◆ **DATA ENTRIES**:
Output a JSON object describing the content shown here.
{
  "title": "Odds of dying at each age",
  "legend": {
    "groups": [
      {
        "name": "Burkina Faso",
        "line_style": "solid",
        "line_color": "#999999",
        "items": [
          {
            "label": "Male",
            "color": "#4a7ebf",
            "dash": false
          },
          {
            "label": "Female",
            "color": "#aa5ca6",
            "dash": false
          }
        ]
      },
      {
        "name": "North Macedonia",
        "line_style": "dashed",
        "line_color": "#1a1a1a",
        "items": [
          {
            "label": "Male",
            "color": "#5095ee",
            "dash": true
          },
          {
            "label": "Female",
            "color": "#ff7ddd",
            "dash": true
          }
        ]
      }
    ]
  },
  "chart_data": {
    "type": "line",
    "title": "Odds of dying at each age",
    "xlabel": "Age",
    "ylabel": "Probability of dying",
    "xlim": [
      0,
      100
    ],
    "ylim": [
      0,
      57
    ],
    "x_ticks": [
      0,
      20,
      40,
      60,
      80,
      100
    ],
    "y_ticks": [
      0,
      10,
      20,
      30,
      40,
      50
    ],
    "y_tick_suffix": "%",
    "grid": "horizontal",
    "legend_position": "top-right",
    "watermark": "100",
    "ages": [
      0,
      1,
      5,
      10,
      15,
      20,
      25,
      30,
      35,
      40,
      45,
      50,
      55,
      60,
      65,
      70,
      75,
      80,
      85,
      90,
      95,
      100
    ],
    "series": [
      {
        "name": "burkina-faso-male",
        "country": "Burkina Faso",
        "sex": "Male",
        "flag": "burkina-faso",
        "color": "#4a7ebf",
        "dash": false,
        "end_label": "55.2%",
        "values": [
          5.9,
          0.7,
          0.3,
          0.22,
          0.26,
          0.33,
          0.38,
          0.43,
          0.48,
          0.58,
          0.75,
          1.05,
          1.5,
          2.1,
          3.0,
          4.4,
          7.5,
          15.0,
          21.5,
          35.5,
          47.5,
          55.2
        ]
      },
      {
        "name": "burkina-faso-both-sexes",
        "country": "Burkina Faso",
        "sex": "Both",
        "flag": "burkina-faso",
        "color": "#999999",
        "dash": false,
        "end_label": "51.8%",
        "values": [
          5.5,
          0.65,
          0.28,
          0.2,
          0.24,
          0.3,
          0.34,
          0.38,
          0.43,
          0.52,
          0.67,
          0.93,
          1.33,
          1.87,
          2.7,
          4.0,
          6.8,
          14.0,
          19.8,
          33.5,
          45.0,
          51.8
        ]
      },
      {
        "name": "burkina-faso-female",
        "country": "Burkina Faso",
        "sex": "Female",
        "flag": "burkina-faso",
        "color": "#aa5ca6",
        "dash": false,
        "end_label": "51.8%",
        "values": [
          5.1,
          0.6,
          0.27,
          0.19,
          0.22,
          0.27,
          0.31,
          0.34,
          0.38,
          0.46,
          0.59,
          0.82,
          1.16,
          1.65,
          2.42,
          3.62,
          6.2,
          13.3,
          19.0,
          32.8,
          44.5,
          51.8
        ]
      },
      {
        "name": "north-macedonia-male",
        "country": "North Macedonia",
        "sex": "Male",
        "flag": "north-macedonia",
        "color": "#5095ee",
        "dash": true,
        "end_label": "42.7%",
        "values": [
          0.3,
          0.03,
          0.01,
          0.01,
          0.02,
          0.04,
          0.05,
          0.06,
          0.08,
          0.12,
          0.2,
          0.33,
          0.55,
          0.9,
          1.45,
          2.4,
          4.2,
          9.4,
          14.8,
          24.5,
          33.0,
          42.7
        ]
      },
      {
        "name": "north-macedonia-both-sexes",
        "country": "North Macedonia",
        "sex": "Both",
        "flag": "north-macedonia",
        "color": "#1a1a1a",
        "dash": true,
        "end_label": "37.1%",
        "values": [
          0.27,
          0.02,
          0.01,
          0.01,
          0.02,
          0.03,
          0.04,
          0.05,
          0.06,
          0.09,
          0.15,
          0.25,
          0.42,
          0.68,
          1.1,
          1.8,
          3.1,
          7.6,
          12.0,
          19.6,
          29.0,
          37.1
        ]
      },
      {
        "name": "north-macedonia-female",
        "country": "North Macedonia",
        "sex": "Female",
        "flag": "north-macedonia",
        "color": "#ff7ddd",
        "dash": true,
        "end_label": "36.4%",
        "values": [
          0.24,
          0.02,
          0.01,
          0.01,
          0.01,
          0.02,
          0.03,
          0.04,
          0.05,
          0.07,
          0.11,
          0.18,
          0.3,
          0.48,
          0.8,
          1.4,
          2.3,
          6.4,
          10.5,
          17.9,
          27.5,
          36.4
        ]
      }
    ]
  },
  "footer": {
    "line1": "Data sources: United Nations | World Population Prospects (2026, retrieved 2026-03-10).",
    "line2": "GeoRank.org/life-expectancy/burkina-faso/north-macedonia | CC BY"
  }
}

--

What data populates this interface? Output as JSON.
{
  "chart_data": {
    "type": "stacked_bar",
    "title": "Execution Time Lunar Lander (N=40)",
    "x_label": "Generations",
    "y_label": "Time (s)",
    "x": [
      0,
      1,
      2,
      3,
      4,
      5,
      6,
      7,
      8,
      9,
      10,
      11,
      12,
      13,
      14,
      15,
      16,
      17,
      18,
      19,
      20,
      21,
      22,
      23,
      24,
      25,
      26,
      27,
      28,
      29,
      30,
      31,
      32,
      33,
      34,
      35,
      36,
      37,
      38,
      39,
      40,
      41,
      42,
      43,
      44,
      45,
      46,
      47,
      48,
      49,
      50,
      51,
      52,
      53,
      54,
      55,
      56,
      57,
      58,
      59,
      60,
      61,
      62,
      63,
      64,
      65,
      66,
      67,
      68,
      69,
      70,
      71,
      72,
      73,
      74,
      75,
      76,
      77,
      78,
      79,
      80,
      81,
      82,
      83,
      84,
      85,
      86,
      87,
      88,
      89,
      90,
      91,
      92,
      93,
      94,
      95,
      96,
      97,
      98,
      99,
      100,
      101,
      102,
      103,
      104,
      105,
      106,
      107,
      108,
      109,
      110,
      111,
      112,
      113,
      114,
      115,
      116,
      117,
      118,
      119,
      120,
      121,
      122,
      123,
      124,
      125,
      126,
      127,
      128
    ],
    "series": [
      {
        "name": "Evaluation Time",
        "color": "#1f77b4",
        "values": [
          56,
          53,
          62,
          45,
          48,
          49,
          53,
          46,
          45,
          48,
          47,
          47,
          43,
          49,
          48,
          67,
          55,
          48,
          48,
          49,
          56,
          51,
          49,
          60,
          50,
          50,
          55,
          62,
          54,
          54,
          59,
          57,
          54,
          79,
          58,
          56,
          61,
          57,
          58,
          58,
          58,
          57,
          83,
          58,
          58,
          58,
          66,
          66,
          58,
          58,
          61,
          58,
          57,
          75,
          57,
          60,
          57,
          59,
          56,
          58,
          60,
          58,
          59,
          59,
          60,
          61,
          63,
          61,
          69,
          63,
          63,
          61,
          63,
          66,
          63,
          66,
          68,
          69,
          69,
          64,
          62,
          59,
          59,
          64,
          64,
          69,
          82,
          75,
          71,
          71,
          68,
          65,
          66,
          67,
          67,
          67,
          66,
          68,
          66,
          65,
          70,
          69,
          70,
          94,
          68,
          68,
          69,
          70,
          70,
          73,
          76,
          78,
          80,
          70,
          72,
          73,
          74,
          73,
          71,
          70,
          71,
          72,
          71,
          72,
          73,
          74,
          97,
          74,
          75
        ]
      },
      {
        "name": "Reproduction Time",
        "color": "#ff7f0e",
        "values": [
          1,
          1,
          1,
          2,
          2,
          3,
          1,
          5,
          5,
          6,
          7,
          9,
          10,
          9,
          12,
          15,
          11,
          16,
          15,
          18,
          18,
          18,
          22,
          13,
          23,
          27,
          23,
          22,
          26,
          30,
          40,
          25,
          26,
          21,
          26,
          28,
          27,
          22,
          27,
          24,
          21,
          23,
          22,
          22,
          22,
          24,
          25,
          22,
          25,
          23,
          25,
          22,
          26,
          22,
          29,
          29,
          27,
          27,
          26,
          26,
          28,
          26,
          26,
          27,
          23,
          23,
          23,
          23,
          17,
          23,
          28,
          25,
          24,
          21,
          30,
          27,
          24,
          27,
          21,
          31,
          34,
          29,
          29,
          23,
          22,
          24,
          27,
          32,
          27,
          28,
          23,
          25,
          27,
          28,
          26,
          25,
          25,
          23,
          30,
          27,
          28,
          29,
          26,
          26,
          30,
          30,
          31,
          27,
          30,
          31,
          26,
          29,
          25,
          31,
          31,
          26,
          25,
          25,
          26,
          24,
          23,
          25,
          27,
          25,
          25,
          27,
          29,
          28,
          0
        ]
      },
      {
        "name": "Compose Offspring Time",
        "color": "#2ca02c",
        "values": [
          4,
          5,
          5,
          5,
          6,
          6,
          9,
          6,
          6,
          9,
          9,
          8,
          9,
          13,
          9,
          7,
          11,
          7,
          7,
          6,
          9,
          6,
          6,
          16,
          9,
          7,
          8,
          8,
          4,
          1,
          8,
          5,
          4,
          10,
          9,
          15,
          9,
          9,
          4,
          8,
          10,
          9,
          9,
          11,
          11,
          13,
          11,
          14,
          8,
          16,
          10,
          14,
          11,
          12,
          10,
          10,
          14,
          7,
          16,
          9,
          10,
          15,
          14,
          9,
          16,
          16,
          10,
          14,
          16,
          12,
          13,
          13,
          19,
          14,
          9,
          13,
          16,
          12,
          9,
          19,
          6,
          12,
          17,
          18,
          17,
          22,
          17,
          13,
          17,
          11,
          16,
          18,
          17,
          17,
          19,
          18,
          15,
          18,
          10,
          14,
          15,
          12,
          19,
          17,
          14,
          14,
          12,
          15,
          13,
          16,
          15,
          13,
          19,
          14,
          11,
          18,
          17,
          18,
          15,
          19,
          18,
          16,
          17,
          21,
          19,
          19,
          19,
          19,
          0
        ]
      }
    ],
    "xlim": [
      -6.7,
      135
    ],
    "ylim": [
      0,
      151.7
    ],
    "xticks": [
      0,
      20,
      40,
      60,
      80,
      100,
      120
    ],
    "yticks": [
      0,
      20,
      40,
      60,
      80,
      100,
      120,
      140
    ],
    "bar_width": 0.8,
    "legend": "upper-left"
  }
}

◆ **EXERCISE DIRECTIONS**: In the entries above, find each line with the word "name" and copy it.

◆ **CORRECT RESPONSE**:
        "name": "Burkina Faso",
        "name": "North Macedonia",
        "name": "burkina-faso-male",
        "name": "burkina-faso-both-sexes",
        "name": "burkina-faso-female",
        "name": "north-macedonia-male",
        "name": "north-macedonia-both-sexes",
        "name": "north-macedonia-female",
        "name": "Evaluation Time",
        "name": "Reproduction Time",
        "name": "Compose Offspring Time",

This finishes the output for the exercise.